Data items
::::::::::

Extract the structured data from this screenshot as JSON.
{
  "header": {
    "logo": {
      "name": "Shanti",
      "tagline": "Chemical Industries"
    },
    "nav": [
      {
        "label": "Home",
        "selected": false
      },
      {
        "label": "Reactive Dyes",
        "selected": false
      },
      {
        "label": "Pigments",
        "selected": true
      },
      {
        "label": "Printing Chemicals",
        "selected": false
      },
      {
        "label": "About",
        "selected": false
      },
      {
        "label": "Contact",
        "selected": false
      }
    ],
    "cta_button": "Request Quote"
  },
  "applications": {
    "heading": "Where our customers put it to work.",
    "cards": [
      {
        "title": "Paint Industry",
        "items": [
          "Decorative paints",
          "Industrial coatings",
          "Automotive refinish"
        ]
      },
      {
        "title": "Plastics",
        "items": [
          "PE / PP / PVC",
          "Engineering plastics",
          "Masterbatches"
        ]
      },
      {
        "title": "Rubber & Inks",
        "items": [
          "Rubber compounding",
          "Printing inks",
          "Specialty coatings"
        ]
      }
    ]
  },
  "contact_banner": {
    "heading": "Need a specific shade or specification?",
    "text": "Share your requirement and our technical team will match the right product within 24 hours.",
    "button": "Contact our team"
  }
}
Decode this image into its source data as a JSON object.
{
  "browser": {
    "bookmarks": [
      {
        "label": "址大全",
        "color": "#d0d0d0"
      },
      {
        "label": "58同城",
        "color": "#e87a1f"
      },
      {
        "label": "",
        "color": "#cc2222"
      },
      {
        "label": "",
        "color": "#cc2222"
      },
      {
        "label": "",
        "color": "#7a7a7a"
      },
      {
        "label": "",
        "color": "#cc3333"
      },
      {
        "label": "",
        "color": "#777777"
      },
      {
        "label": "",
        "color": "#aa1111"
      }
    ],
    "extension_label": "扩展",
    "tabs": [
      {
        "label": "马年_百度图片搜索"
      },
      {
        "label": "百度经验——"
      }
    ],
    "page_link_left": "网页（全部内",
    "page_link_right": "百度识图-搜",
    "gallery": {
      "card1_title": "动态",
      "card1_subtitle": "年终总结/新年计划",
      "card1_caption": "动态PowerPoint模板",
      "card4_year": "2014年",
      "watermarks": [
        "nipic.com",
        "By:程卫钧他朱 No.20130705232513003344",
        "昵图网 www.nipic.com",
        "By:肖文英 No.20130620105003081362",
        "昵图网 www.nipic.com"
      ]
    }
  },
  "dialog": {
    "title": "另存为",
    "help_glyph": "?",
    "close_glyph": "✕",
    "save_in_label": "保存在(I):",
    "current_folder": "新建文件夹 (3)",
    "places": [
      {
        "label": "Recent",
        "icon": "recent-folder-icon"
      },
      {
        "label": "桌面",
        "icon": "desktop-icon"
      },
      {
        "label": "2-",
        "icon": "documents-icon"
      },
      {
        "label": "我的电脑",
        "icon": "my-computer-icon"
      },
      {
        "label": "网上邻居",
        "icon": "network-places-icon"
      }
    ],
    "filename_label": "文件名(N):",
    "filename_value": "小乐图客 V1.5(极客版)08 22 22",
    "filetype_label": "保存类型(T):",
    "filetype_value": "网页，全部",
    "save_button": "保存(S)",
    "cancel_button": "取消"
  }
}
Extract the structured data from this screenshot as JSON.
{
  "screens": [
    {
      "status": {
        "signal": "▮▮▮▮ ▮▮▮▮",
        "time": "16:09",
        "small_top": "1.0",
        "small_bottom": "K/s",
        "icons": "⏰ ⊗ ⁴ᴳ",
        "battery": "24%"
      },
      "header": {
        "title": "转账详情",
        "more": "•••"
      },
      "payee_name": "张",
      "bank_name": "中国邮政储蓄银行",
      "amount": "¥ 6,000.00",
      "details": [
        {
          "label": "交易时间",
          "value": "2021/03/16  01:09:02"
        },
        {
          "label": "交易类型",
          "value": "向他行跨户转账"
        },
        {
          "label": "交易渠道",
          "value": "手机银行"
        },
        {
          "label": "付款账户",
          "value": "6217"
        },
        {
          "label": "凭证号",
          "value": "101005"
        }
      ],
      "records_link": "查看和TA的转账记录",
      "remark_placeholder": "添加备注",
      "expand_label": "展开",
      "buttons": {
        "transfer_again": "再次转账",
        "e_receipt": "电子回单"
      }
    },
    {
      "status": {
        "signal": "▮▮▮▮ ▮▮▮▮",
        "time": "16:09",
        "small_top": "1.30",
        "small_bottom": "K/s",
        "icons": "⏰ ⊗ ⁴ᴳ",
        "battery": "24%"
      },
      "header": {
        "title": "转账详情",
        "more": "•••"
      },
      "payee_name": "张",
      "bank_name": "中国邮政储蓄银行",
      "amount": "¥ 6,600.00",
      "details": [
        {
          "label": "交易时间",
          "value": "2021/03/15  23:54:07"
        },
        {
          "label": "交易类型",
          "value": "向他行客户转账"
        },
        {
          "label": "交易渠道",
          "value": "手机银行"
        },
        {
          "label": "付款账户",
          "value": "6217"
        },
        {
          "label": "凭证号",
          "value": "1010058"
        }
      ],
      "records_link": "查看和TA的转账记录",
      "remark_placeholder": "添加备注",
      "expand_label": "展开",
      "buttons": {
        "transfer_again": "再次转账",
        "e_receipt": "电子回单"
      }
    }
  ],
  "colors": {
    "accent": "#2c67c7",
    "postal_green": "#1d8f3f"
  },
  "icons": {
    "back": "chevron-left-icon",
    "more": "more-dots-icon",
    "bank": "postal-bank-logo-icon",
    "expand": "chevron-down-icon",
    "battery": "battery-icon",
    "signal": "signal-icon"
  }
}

::::::::::

- THE EXERCISE -
Search the listing for the string "Rubber". Copy each line where it turns up.

- FINISHED ANSWER -
        "title": "Rubber & Inks",
          "Rubber compounding",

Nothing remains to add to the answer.